Excerpted records:
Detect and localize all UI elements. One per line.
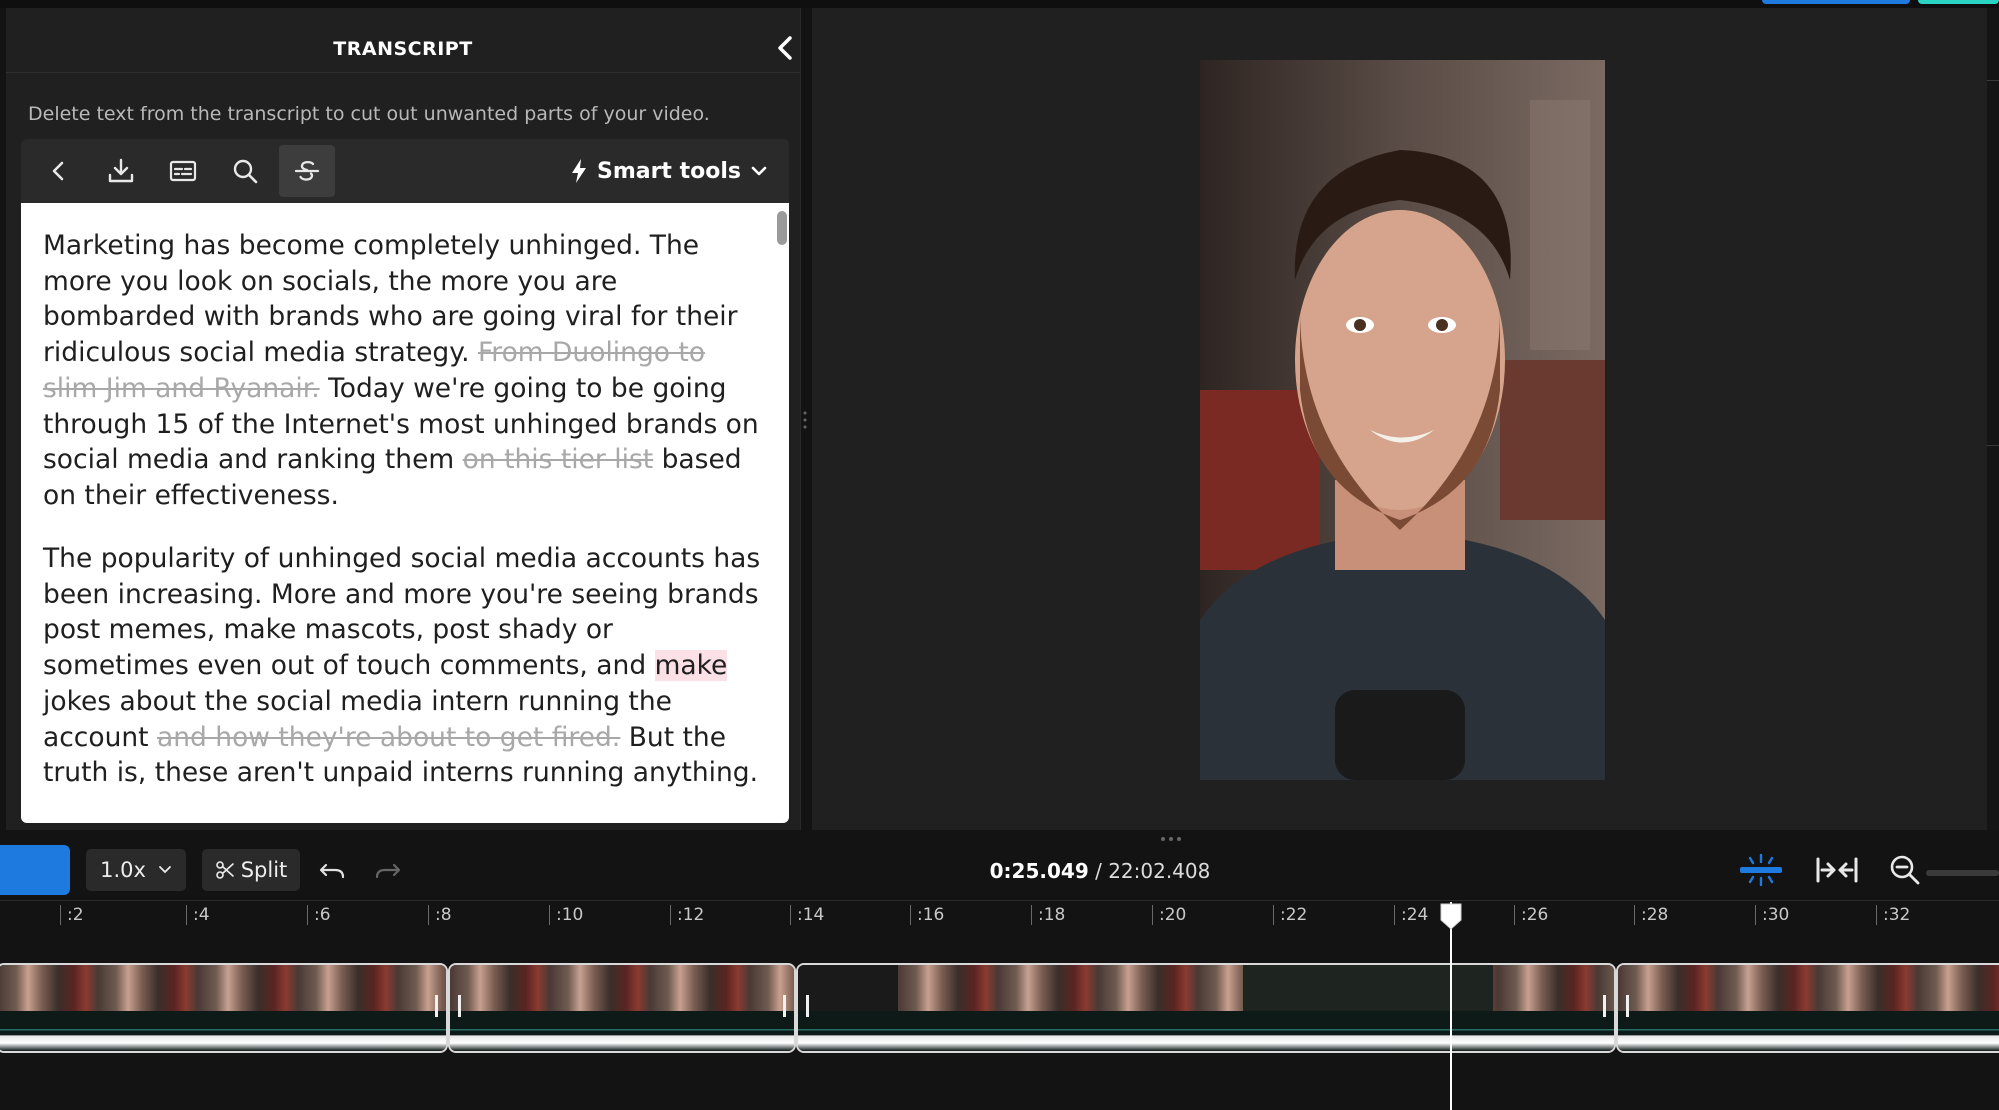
timeline-ruler: :2 :4 :6 :8 :10 :12 :14 :16 :18 :20 :22 … xyxy=(0,900,1999,931)
clip-thumbnails xyxy=(0,965,446,1011)
playback-speed-select[interactable]: 1.0x xyxy=(86,849,186,891)
ruler-tick: :32 xyxy=(1876,905,1910,925)
ruler-tick: :28 xyxy=(1634,905,1668,925)
timecode-display: 0:25.049 / 22:02.408 xyxy=(900,859,1300,883)
current-word-highlight[interactable]: make xyxy=(654,650,728,682)
video-person-image xyxy=(1200,60,1605,780)
transcript-toolbar: Smart tools xyxy=(21,139,789,203)
ruler-tick: :4 xyxy=(186,905,210,925)
clip-thumbnails xyxy=(450,965,794,1011)
strikethrough-icon xyxy=(294,160,320,181)
ruler-tick: :2 xyxy=(60,905,84,925)
video-frame[interactable] xyxy=(1200,60,1605,780)
captions-icon xyxy=(169,160,197,182)
deleted-text[interactable]: and how they're about to get fired. xyxy=(157,722,620,753)
top-action-button[interactable] xyxy=(1762,0,1910,4)
clip-trim-handle[interactable] xyxy=(435,995,438,1017)
clip-trim-handle[interactable] xyxy=(1626,995,1629,1017)
clip-waveform xyxy=(0,1011,446,1051)
panel-divider xyxy=(6,72,800,73)
download-icon xyxy=(108,158,134,183)
scissors-icon xyxy=(215,861,234,879)
timeline-clip-1[interactable] xyxy=(0,963,448,1053)
transcript-text-area[interactable]: Marketing has become completely unhinged… xyxy=(21,203,789,823)
smart-tools-button[interactable]: Smart tools xyxy=(569,155,769,187)
ruler-tick: :14 xyxy=(790,905,824,925)
clip-waveform xyxy=(450,1011,794,1051)
chevron-left-icon xyxy=(778,36,792,60)
clip-dark-segment xyxy=(798,965,898,1011)
ruler-tick: :24 xyxy=(1394,905,1428,925)
transcript-panel: TRANSCRIPT Delete text from the transcri… xyxy=(6,8,801,830)
timeline-resize-grip[interactable] xyxy=(1160,836,1182,842)
transcript-paragraph-2[interactable]: The popularity of unhinged social media … xyxy=(43,541,763,791)
transcript-scrollbar[interactable] xyxy=(777,211,787,245)
lightning-icon xyxy=(571,159,586,183)
chevron-down-icon xyxy=(751,166,767,176)
timeline-controls: 1.0x Split 0:25.049 / 22:02.408 xyxy=(0,845,1999,895)
clip-trim-handle[interactable] xyxy=(806,995,809,1017)
strikethrough-button[interactable] xyxy=(279,145,335,197)
ruler-tick: :18 xyxy=(1031,905,1065,925)
right-sidebar-divider xyxy=(1987,445,1999,446)
clip-trim-handle[interactable] xyxy=(783,995,786,1017)
deleted-text[interactable]: on this tier list xyxy=(463,444,654,475)
chevron-down-icon xyxy=(159,866,171,874)
timeline-clip-3[interactable] xyxy=(796,963,1616,1053)
top-export-button[interactable] xyxy=(1918,0,1999,4)
captions-button[interactable] xyxy=(155,145,211,197)
clip-dark-segment xyxy=(1243,965,1493,1011)
top-bar xyxy=(0,0,1999,8)
right-sidebar-edge xyxy=(1987,8,1999,830)
chevron-left-icon xyxy=(52,161,64,181)
collapse-panel-button[interactable] xyxy=(768,30,804,66)
redo-icon[interactable] xyxy=(372,857,402,883)
split-button[interactable]: Split xyxy=(202,849,300,891)
clip-waveform xyxy=(798,1011,1614,1051)
fit-to-screen-icon[interactable] xyxy=(1814,853,1860,887)
right-sidebar-divider xyxy=(1987,80,1999,81)
search-icon xyxy=(233,159,258,184)
clip-trim-handle[interactable] xyxy=(458,995,461,1017)
current-time: 0:25.049 xyxy=(989,859,1089,883)
ruler-tick: :20 xyxy=(1152,905,1186,925)
panel-resize-handle[interactable] xyxy=(803,410,807,430)
playhead-line[interactable] xyxy=(1450,902,1452,1110)
clip-waveform xyxy=(1618,1011,1999,1051)
panel-title: TRANSCRIPT xyxy=(333,38,473,60)
ruler-tick: :6 xyxy=(307,905,331,925)
ruler-tick: :26 xyxy=(1514,905,1548,925)
zoom-out-icon[interactable] xyxy=(1888,853,1922,887)
playhead-handle[interactable] xyxy=(1439,902,1463,930)
timeline-clip-2[interactable] xyxy=(448,963,796,1053)
speed-value: 1.0x xyxy=(100,858,146,882)
ruler-tick: :30 xyxy=(1755,905,1789,925)
smart-tools-label: Smart tools xyxy=(596,158,741,184)
ruler-tick: :16 xyxy=(910,905,944,925)
zoom-slider[interactable] xyxy=(1926,870,1999,876)
clip-trim-handle[interactable] xyxy=(1603,995,1606,1017)
split-label: Split xyxy=(240,858,288,882)
transcript-paragraph-1[interactable]: Marketing has become completely unhinged… xyxy=(43,228,763,514)
ruler-tick: :8 xyxy=(428,905,452,925)
play-button[interactable] xyxy=(0,845,70,895)
panel-hint: Delete text from the transcript to cut o… xyxy=(28,103,710,125)
clip-thumbnails xyxy=(1618,965,1999,1011)
undo-icon[interactable] xyxy=(318,857,348,883)
download-button[interactable] xyxy=(93,145,149,197)
search-button[interactable] xyxy=(217,145,273,197)
snap-magnet-icon[interactable] xyxy=(1738,853,1784,887)
timeline-clip-4[interactable] xyxy=(1616,963,1999,1053)
transcript-word-run[interactable]: The popularity of unhinged social media … xyxy=(43,543,760,681)
ruler-tick: :10 xyxy=(549,905,583,925)
time-separator: / xyxy=(1088,859,1109,883)
total-time: 22:02.408 xyxy=(1108,859,1211,883)
ruler-tick: :12 xyxy=(670,905,704,925)
back-button[interactable] xyxy=(31,145,87,197)
ruler-tick: :22 xyxy=(1273,905,1307,925)
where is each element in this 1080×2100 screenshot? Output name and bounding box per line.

Task description: Repeat every row above word for word, leaving out any pictures.

Exercise answer:
Detect and localize all UI elements. One per line.
timeline-ruler: :2 :4 :6 :8 :10 :12 :14 :16 :18 :20 :22 … xyxy=(0,900,1999,931)
clip-thumbnails xyxy=(0,965,446,1011)
playback-speed-select[interactable]: 1.0x xyxy=(86,849,186,891)
ruler-tick: :32 xyxy=(1876,905,1910,925)
ruler-tick: :28 xyxy=(1634,905,1668,925)
timecode-display: 0:25.049 / 22:02.408 xyxy=(900,859,1300,883)
current-word-highlight[interactable]: make xyxy=(654,650,728,682)
video-person-image xyxy=(1200,60,1605,780)
transcript-toolbar: Smart tools xyxy=(21,139,789,203)
ruler-tick: :4 xyxy=(186,905,210,925)
clip-thumbnails xyxy=(450,965,794,1011)
strikethrough-icon xyxy=(294,160,320,181)
ruler-tick: :2 xyxy=(60,905,84,925)
video-frame[interactable] xyxy=(1200,60,1605,780)
captions-icon xyxy=(169,160,197,182)
deleted-text[interactable]: and how they're about to get fired. xyxy=(157,722,620,753)
top-action-button[interactable] xyxy=(1762,0,1910,4)
clip-trim-handle[interactable] xyxy=(435,995,438,1017)
clip-trim-handle[interactable] xyxy=(1626,995,1629,1017)
clip-waveform xyxy=(0,1011,446,1051)
panel-divider xyxy=(6,72,800,73)
download-icon xyxy=(108,158,134,183)
scissors-icon xyxy=(215,861,234,879)
timeline-clip-1[interactable] xyxy=(0,963,448,1053)
transcript-text-area[interactable]: Marketing has become completely unhinged… xyxy=(21,203,789,823)
smart-tools-button[interactable]: Smart tools xyxy=(569,155,769,187)
ruler-tick: :14 xyxy=(790,905,824,925)
clip-waveform xyxy=(450,1011,794,1051)
chevron-left-icon xyxy=(778,36,792,60)
clip-dark-segment xyxy=(798,965,898,1011)
ruler-tick: :24 xyxy=(1394,905,1428,925)
transcript-panel: TRANSCRIPT Delete text from the transcri… xyxy=(6,8,801,830)
timeline-resize-grip[interactable] xyxy=(1160,836,1182,842)
transcript-paragraph-2[interactable]: The popularity of unhinged social media … xyxy=(43,541,763,791)
transcript-scrollbar[interactable] xyxy=(777,211,787,245)
lightning-icon xyxy=(571,159,586,183)
chevron-down-icon xyxy=(751,166,767,176)
timeline-controls: 1.0x Split 0:25.049 / 22:02.408 xyxy=(0,845,1999,895)
clip-trim-handle[interactable] xyxy=(806,995,809,1017)
strikethrough-button[interactable] xyxy=(279,145,335,197)
ruler-tick: :18 xyxy=(1031,905,1065,925)
right-sidebar-divider xyxy=(1987,445,1999,446)
clip-trim-handle[interactable] xyxy=(783,995,786,1017)
deleted-text[interactable]: on this tier list xyxy=(463,444,654,475)
chevron-down-icon xyxy=(159,866,171,874)
timeline-clip-3[interactable] xyxy=(796,963,1616,1053)
top-export-button[interactable] xyxy=(1918,0,1999,4)
captions-button[interactable] xyxy=(155,145,211,197)
clip-dark-segment xyxy=(1243,965,1493,1011)
top-bar xyxy=(0,0,1999,8)
right-sidebar-edge xyxy=(1987,8,1999,830)
chevron-left-icon xyxy=(52,161,64,181)
collapse-panel-button[interactable] xyxy=(768,30,804,66)
redo-icon[interactable] xyxy=(372,857,402,883)
split-button[interactable]: Split xyxy=(202,849,300,891)
clip-waveform xyxy=(798,1011,1614,1051)
fit-to-screen-icon[interactable] xyxy=(1814,853,1860,887)
right-sidebar-divider xyxy=(1987,80,1999,81)
search-icon xyxy=(233,159,258,184)
clip-trim-handle[interactable] xyxy=(458,995,461,1017)
current-time: 0:25.049 xyxy=(989,859,1089,883)
ruler-tick: :20 xyxy=(1152,905,1186,925)
panel-resize-handle[interactable] xyxy=(803,410,807,430)
playhead-line[interactable] xyxy=(1450,902,1452,1110)
clip-waveform xyxy=(1618,1011,1999,1051)
panel-title: TRANSCRIPT xyxy=(333,38,473,60)
ruler-tick: :6 xyxy=(307,905,331,925)
ruler-tick: :26 xyxy=(1514,905,1548,925)
zoom-out-icon[interactable] xyxy=(1888,853,1922,887)
playhead-handle[interactable] xyxy=(1439,902,1463,930)
timeline-clip-2[interactable] xyxy=(448,963,796,1053)
speed-value: 1.0x xyxy=(100,858,146,882)
ruler-tick: :30 xyxy=(1755,905,1789,925)
smart-tools-label: Smart tools xyxy=(596,158,741,184)
ruler-tick: :16 xyxy=(910,905,944,925)
zoom-slider[interactable] xyxy=(1926,870,1999,876)
clip-trim-handle[interactable] xyxy=(1603,995,1606,1017)
split-label: Split xyxy=(240,858,288,882)
transcript-paragraph-1[interactable]: Marketing has become completely unhinged… xyxy=(43,228,763,514)
ruler-tick: :8 xyxy=(428,905,452,925)
play-button[interactable] xyxy=(0,845,70,895)
panel-hint: Delete text from the transcript to cut o… xyxy=(28,103,710,125)
clip-thumbnails xyxy=(1618,965,1999,1011)
undo-icon[interactable] xyxy=(318,857,348,883)
download-button[interactable] xyxy=(93,145,149,197)
search-button[interactable] xyxy=(217,145,273,197)
snap-magnet-icon[interactable] xyxy=(1738,853,1784,887)
timeline-clip-4[interactable] xyxy=(1616,963,1999,1053)
transcript-word-run[interactable]: The popularity of unhinged social media … xyxy=(43,543,760,681)
ruler-tick: :10 xyxy=(549,905,583,925)
time-separator: / xyxy=(1088,859,1109,883)
total-time: 22:02.408 xyxy=(1108,859,1211,883)
ruler-tick: :12 xyxy=(670,905,704,925)
back-button[interactable] xyxy=(31,145,87,197)
ruler-tick: :22 xyxy=(1273,905,1307,925)
where is each element in this 1080×2100 screenshot? Output name and bounding box per line.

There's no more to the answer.